■ WHAT IS REQUIRED
Give the data a second time, exactly and in full.

Figure dataset records:

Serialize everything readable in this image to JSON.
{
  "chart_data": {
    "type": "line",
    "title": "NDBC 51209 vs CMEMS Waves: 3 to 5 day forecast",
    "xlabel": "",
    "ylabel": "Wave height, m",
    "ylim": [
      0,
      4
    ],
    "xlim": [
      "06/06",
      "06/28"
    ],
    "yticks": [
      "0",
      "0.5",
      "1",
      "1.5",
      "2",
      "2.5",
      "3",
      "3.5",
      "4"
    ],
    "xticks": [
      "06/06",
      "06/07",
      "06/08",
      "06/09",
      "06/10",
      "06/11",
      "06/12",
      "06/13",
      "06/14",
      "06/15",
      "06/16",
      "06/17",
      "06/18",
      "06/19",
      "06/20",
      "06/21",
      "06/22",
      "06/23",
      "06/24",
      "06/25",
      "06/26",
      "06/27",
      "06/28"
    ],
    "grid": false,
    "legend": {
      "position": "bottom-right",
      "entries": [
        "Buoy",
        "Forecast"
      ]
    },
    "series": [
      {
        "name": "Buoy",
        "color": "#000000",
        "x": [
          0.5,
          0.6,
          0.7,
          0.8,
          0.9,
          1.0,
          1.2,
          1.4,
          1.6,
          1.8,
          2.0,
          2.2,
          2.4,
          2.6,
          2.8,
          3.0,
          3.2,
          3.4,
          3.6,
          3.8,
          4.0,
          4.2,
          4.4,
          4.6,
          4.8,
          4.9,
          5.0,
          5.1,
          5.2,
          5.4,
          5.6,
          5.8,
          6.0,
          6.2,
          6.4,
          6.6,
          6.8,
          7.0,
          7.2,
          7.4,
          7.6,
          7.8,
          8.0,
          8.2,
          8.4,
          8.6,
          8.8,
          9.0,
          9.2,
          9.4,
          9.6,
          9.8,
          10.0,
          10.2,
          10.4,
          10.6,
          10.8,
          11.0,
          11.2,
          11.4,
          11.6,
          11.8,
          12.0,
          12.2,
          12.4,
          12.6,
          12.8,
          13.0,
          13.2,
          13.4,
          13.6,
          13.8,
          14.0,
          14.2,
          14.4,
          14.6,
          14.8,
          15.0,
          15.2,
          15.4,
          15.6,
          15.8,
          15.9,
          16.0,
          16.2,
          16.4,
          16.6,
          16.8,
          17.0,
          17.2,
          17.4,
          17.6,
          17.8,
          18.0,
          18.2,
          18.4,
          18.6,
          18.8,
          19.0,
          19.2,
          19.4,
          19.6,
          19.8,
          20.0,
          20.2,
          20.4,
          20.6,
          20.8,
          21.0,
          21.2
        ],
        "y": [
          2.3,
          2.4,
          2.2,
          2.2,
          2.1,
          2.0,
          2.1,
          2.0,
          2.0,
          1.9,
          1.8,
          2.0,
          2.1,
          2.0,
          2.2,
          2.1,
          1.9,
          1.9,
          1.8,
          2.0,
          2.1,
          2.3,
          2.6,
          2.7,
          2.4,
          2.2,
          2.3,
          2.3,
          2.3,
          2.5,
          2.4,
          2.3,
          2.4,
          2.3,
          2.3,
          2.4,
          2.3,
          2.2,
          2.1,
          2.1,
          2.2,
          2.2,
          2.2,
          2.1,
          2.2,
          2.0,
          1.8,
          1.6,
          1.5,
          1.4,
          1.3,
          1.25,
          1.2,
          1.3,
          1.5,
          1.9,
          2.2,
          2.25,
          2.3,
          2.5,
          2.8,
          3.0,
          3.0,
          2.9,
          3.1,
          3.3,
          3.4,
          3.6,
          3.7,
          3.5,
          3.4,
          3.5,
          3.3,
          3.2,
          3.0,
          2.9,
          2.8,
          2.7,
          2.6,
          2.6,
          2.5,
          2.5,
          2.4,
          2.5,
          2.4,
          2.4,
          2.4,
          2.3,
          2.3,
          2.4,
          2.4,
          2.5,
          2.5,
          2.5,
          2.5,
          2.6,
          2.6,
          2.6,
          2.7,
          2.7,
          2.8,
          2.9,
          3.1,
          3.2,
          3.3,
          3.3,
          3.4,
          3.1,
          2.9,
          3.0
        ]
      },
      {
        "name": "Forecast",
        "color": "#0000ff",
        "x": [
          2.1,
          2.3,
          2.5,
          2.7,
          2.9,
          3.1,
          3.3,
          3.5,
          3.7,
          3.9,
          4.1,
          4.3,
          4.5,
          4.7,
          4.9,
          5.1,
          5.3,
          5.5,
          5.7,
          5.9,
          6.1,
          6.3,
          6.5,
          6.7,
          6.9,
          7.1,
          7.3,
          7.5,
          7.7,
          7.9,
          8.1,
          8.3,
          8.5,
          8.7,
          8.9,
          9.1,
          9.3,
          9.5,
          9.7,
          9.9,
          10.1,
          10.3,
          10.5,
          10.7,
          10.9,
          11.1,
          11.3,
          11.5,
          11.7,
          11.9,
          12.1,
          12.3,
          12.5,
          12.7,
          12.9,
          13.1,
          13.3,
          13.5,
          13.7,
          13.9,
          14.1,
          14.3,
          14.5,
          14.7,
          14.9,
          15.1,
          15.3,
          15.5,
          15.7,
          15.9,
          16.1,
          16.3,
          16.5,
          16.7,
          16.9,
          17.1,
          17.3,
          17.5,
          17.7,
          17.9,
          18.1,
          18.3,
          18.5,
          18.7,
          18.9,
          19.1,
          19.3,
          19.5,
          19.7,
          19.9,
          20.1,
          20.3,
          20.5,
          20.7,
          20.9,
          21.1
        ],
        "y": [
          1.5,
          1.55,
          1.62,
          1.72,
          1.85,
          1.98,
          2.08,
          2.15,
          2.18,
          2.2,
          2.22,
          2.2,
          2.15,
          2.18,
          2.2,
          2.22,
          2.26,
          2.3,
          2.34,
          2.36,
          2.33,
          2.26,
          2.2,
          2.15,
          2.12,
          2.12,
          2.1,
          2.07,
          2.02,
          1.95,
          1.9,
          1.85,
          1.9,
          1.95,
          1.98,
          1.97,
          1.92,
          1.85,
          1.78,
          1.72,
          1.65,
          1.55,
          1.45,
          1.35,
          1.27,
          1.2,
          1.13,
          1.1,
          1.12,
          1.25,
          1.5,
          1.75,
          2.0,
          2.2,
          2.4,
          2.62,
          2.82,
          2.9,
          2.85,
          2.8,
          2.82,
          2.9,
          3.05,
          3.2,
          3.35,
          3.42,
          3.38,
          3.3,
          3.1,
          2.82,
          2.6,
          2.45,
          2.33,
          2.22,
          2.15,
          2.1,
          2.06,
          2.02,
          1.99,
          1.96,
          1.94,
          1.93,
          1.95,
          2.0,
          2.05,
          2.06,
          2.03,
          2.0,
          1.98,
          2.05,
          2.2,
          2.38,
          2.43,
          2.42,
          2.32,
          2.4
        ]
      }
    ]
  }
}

■ ANSWER
Serialize everything readable in this image to JSON.
{
  "chart_data": {
    "type": "line",
    "title": "NDBC 51209 vs CMEMS Waves: 3 to 5 day forecast",
    "xlabel": "",
    "ylabel": "Wave height, m",
    "ylim": [
      0,
      4
    ],
    "xlim": [
      "06/06",
      "06/28"
    ],
    "yticks": [
      "0",
      "0.5",
      "1",
      "1.5",
      "2",
      "2.5",
      "3",
      "3.5",
      "4"
    ],
    "xticks": [
      "06/06",
      "06/07",
      "06/08",
      "06/09",
      "06/10",
      "06/11",
      "06/12",
      "06/13",
      "06/14",
      "06/15",
      "06/16",
      "06/17",
      "06/18",
      "06/19",
      "06/20",
      "06/21",
      "06/22",
      "06/23",
      "06/24",
      "06/25",
      "06/26",
      "06/27",
      "06/28"
    ],
    "grid": false,
    "legend": {
      "position": "bottom-right",
      "entries": [
        "Buoy",
        "Forecast"
      ]
    },
    "series": [
      {
        "name": "Buoy",
        "color": "#000000",
        "x": [
          0.5,
          0.6,
          0.7,
          0.8,
          0.9,
          1.0,
          1.2,
          1.4,
          1.6,
          1.8,
          2.0,
          2.2,
          2.4,
          2.6,
          2.8,
          3.0,
          3.2,
          3.4,
          3.6,
          3.8,
          4.0,
          4.2,
          4.4,
          4.6,
          4.8,
          4.9,
          5.0,
          5.1,
          5.2,
          5.4,
          5.6,
          5.8,
          6.0,
          6.2,
          6.4,
          6.6,
          6.8,
          7.0,
          7.2,
          7.4,
          7.6,
          7.8,
          8.0,
          8.2,
          8.4,
          8.6,
          8.8,
          9.0,
          9.2,
          9.4,
          9.6,
          9.8,
          10.0,
          10.2,
          10.4,
          10.6,
          10.8,
          11.0,
          11.2,
          11.4,
          11.6,
          11.8,
          12.0,
          12.2,
          12.4,
          12.6,
          12.8,
          13.0,
          13.2,
          13.4,
          13.6,
          13.8,
          14.0,
          14.2,
          14.4,
          14.6,
          14.8,
          15.0,
          15.2,
          15.4,
          15.6,
          15.8,
          15.9,
          16.0,
          16.2,
          16.4,
          16.6,
          16.8,
          17.0,
          17.2,
          17.4,
          17.6,
          17.8,
          18.0,
          18.2,
          18.4,
          18.6,
          18.8,
          19.0,
          19.2,
          19.4,
          19.6,
          19.8,
          20.0,
          20.2,
          20.4,
          20.6,
          20.8,
          21.0,
          21.2
        ],
        "y": [
          2.3,
          2.4,
          2.2,
          2.2,
          2.1,
          2.0,
          2.1,
          2.0,
          2.0,
          1.9,
          1.8,
          2.0,
          2.1,
          2.0,
          2.2,
          2.1,
          1.9,
          1.9,
          1.8,
          2.0,
          2.1,
          2.3,
          2.6,
          2.7,
          2.4,
          2.2,
          2.3,
          2.3,
          2.3,
          2.5,
          2.4,
          2.3,
          2.4,
          2.3,
          2.3,
          2.4,
          2.3,
          2.2,
          2.1,
          2.1,
          2.2,
          2.2,
          2.2,
          2.1,
          2.2,
          2.0,
          1.8,
          1.6,
          1.5,
          1.4,
          1.3,
          1.25,
          1.2,
          1.3,
          1.5,
          1.9,
          2.2,
          2.25,
          2.3,
          2.5,
          2.8,
          3.0,
          3.0,
          2.9,
          3.1,
          3.3,
          3.4,
          3.6,
          3.7,
          3.5,
          3.4,
          3.5,
          3.3,
          3.2,
          3.0,
          2.9,
          2.8,
          2.7,
          2.6,
          2.6,
          2.5,
          2.5,
          2.4,
          2.5,
          2.4,
          2.4,
          2.4,
          2.3,
          2.3,
          2.4,
          2.4,
          2.5,
          2.5,
          2.5,
          2.5,
          2.6,
          2.6,
          2.6,
          2.7,
          2.7,
          2.8,
          2.9,
          3.1,
          3.2,
          3.3,
          3.3,
          3.4,
          3.1,
          2.9,
          3.0
        ]
      },
      {
        "name": "Forecast",
        "color": "#0000ff",
        "x": [
          2.1,
          2.3,
          2.5,
          2.7,
          2.9,
          3.1,
          3.3,
          3.5,
          3.7,
          3.9,
          4.1,
          4.3,
          4.5,
          4.7,
          4.9,
          5.1,
          5.3,
          5.5,
          5.7,
          5.9,
          6.1,
          6.3,
          6.5,
          6.7,
          6.9,
          7.1,
          7.3,
          7.5,
          7.7,
          7.9,
          8.1,
          8.3,
          8.5,
          8.7,
          8.9,
          9.1,
          9.3,
          9.5,
          9.7,
          9.9,
          10.1,
          10.3,
          10.5,
          10.7,
          10.9,
          11.1,
          11.3,
          11.5,
          11.7,
          11.9,
          12.1,
          12.3,
          12.5,
          12.7,
          12.9,
          13.1,
          13.3,
          13.5,
          13.7,
          13.9,
          14.1,
          14.3,
          14.5,
          14.7,
          14.9,
          15.1,
          15.3,
          15.5,
          15.7,
          15.9,
          16.1,
          16.3,
          16.5,
          16.7,
          16.9,
          17.1,
          17.3,
          17.5,
          17.7,
          17.9,
          18.1,
          18.3,
          18.5,
          18.7,
          18.9,
          19.1,
          19.3,
          19.5,
          19.7,
          19.9,
          20.1,
          20.3,
          20.5,
          20.7,
          20.9,
          21.1
        ],
        "y": [
          1.5,
          1.55,
          1.62,
          1.72,
          1.85,
          1.98,
          2.08,
          2.15,
          2.18,
          2.2,
          2.22,
          2.2,
          2.15,
          2.18,
          2.2,
          2.22,
          2.26,
          2.3,
          2.34,
          2.36,
          2.33,
          2.26,
          2.2,
          2.15,
          2.12,
          2.12,
          2.1,
          2.07,
          2.02,
          1.95,
          1.9,
          1.85,
          1.9,
          1.95,
          1.98,
          1.97,
          1.92,
          1.85,
          1.78,
          1.72,
          1.65,
          1.55,
          1.45,
          1.35,
          1.27,
          1.2,
          1.13,
          1.1,
          1.12,
          1.25,
          1.5,
          1.75,
          2.0,
          2.2,
          2.4,
          2.62,
          2.82,
          2.9,
          2.85,
          2.8,
          2.82,
          2.9,
          3.05,
          3.2,
          3.35,
          3.42,
          3.38,
          3.3,
          3.1,
          2.82,
          2.6,
          2.45,
          2.33,
          2.22,
          2.15,
          2.1,
          2.06,
          2.02,
          1.99,
          1.96,
          1.94,
          1.93,
          1.95,
          2.0,
          2.05,
          2.06,
          2.03,
          2.0,
          1.98,
          2.05,
          2.2,
          2.38,
          2.43,
          2.42,
          2.32,
          2.4
        ]
      }
    ]
  }
}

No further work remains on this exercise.